- [Work required]: Drop the pictures, then extract the listing word for word.

(Extracted records)
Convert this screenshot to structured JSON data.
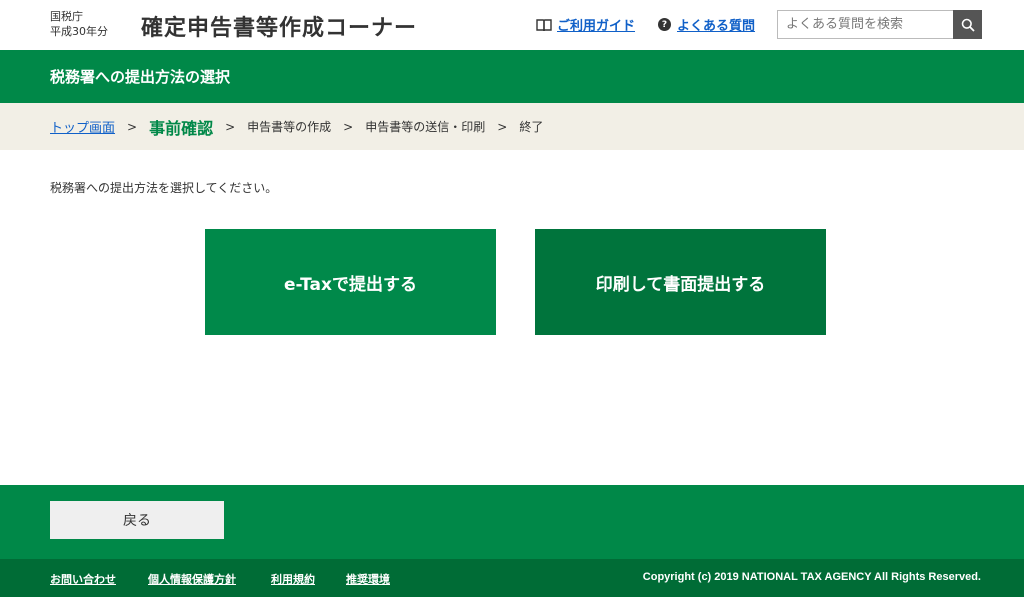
{
  "header": {
    "agency_line1": "国税庁",
    "agency_line2": "平成30年分",
    "site_title": "確定申告書等作成コーナー",
    "guide_link": "ご利用ガイド",
    "faq_link": "よくある質問",
    "search_placeholder": "よくある質問を検索",
    "icons": {
      "guide": "book-icon",
      "faq": "question-circle-icon",
      "search": "search-icon"
    }
  },
  "title_bar": {
    "title": "税務署への提出方法の選択"
  },
  "breadcrumb": {
    "top": "トップ画面",
    "current": "事前確認",
    "step3": "申告書等の作成",
    "step4": "申告書等の送信・印刷",
    "step5": "終了"
  },
  "main": {
    "instruction": "税務署への提出方法を選択してください。",
    "etax_button": "e-Taxで提出する",
    "print_button": "印刷して書面提出する"
  },
  "footer": {
    "back_button": "戻る",
    "links": [
      "お問い合わせ",
      "個人情報保護方針",
      "利用規約",
      "推奨環境"
    ],
    "copyright": "Copyright (c) 2019 NATIONAL TAX AGENCY All Rights Reserved."
  },
  "colors": {
    "brand_green": "#008848",
    "etax_button": "#00894a",
    "print_button": "#00743c",
    "footer_dark": "#006c36",
    "breadcrumb_bg": "#f2efe6",
    "link_blue": "#1060c8"
  }
}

- [Task result]:
Convert this screenshot to structured JSON data.
{
  "header": {
    "agency_line1": "国税庁",
    "agency_line2": "平成30年分",
    "site_title": "確定申告書等作成コーナー",
    "guide_link": "ご利用ガイド",
    "faq_link": "よくある質問",
    "search_placeholder": "よくある質問を検索",
    "icons": {
      "guide": "book-icon",
      "faq": "question-circle-icon",
      "search": "search-icon"
    }
  },
  "title_bar": {
    "title": "税務署への提出方法の選択"
  },
  "breadcrumb": {
    "top": "トップ画面",
    "current": "事前確認",
    "step3": "申告書等の作成",
    "step4": "申告書等の送信・印刷",
    "step5": "終了"
  },
  "main": {
    "instruction": "税務署への提出方法を選択してください。",
    "etax_button": "e-Taxで提出する",
    "print_button": "印刷して書面提出する"
  },
  "footer": {
    "back_button": "戻る",
    "links": [
      "お問い合わせ",
      "個人情報保護方針",
      "利用規約",
      "推奨環境"
    ],
    "copyright": "Copyright (c) 2019 NATIONAL TAX AGENCY All Rights Reserved."
  },
  "colors": {
    "brand_green": "#008848",
    "etax_button": "#00894a",
    "print_button": "#00743c",
    "footer_dark": "#006c36",
    "breadcrumb_bg": "#f2efe6",
    "link_blue": "#1060c8"
  }
}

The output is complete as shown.